(Source records)
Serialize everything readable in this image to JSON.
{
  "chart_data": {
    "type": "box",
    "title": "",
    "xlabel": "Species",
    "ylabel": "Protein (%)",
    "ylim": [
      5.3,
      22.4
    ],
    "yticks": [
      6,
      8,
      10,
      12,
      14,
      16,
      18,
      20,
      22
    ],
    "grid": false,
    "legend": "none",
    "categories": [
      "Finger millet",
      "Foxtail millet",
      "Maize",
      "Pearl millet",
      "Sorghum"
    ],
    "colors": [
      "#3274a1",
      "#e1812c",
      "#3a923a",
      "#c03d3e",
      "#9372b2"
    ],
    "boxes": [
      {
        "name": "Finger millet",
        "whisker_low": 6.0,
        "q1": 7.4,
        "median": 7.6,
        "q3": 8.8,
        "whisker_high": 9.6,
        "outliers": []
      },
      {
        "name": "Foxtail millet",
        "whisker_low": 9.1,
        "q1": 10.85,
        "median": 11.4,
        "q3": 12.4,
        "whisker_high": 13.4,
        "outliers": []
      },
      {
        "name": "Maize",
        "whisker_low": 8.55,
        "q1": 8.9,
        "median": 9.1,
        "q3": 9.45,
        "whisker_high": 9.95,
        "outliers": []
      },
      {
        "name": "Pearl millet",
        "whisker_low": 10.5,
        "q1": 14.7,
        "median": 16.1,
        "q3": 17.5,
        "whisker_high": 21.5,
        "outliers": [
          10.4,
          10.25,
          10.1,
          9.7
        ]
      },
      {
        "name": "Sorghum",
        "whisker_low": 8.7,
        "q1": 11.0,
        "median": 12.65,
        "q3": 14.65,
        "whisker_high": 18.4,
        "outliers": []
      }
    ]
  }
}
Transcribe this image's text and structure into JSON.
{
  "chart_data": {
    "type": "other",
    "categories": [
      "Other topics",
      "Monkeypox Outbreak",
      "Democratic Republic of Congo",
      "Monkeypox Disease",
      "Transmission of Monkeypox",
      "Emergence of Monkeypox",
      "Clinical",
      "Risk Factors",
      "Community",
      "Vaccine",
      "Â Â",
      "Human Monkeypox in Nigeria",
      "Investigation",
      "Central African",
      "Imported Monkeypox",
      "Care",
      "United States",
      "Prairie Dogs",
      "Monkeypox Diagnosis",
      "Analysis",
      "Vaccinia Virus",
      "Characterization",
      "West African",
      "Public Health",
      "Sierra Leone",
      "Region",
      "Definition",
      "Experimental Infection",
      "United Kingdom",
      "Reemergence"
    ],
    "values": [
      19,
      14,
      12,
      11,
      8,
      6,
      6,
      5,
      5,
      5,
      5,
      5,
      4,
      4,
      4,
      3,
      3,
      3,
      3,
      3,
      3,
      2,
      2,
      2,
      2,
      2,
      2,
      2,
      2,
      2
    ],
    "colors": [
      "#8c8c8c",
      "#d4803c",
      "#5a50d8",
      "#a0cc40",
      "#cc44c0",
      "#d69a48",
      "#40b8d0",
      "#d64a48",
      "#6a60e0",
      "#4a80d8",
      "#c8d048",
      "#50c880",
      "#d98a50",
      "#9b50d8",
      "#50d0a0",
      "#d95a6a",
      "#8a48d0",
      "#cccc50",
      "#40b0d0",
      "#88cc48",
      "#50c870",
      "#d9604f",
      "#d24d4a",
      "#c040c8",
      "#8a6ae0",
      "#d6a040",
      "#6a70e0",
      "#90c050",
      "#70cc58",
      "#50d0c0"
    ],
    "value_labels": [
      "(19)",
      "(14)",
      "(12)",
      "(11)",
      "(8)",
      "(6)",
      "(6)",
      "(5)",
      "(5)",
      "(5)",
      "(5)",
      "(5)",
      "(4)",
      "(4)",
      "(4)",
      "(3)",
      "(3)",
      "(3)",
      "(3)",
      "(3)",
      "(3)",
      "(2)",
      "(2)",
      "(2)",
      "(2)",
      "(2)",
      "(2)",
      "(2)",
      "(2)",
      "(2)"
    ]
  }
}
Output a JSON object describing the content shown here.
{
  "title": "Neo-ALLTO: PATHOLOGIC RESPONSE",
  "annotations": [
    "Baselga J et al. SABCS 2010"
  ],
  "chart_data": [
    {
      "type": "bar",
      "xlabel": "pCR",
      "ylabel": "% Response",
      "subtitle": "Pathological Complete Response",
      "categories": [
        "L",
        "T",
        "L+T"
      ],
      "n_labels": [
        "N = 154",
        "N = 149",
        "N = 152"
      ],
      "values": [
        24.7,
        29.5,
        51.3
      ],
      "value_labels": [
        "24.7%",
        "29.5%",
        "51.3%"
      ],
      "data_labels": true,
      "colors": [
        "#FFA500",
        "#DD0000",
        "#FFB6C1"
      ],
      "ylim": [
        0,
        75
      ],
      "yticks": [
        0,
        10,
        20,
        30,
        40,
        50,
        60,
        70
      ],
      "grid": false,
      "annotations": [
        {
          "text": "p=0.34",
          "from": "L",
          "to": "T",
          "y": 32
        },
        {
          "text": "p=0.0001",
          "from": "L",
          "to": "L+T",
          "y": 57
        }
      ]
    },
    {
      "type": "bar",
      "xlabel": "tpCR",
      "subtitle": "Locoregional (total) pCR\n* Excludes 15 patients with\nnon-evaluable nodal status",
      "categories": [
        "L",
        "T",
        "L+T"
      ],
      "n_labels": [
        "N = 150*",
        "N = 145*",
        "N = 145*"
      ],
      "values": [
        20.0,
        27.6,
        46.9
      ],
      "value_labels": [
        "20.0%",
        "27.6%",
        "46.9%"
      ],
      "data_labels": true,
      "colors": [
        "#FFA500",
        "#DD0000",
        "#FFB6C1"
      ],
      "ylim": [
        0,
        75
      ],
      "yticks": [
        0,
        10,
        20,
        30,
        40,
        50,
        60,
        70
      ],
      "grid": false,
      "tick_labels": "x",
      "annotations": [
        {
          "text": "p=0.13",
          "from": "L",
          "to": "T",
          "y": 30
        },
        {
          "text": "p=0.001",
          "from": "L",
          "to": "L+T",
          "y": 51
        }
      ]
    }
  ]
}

▸ **What is needed**
Which of the lines in the data contain the string "image"? Return each one.

▸ **Response to the task**
Serialize everything readable in this image to JSON.
Transcribe this image's text and structure into JSON.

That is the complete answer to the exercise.